_Exercise objective_
Using the records below, give the number of lines where the word "summary" appears, with no further output.

_Input records_
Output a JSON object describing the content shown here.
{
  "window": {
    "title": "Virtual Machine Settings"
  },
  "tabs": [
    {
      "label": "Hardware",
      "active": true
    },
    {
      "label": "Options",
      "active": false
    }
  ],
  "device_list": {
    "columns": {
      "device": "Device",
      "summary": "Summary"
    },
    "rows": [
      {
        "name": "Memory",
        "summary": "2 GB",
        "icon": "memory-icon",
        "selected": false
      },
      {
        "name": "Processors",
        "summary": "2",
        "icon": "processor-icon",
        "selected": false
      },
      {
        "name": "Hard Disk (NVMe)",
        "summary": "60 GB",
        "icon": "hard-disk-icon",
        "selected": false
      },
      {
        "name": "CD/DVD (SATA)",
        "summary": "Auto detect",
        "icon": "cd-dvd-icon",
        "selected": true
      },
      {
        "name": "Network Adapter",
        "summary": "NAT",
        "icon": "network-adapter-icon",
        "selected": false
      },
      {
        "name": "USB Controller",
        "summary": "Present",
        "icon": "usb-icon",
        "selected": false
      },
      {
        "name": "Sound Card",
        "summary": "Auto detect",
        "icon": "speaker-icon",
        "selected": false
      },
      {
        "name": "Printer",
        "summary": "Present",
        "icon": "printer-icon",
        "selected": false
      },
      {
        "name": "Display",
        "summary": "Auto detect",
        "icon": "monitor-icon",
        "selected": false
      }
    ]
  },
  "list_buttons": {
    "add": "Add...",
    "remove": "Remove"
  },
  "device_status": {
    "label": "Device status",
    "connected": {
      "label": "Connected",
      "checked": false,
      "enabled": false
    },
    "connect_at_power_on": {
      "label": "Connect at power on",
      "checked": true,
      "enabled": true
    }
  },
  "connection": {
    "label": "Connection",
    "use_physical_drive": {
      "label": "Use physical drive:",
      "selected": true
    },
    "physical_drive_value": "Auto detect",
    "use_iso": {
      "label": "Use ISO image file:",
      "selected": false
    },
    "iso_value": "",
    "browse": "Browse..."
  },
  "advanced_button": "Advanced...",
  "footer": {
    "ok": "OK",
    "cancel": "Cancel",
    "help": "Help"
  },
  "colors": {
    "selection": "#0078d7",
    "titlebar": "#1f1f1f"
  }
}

_Task output_
10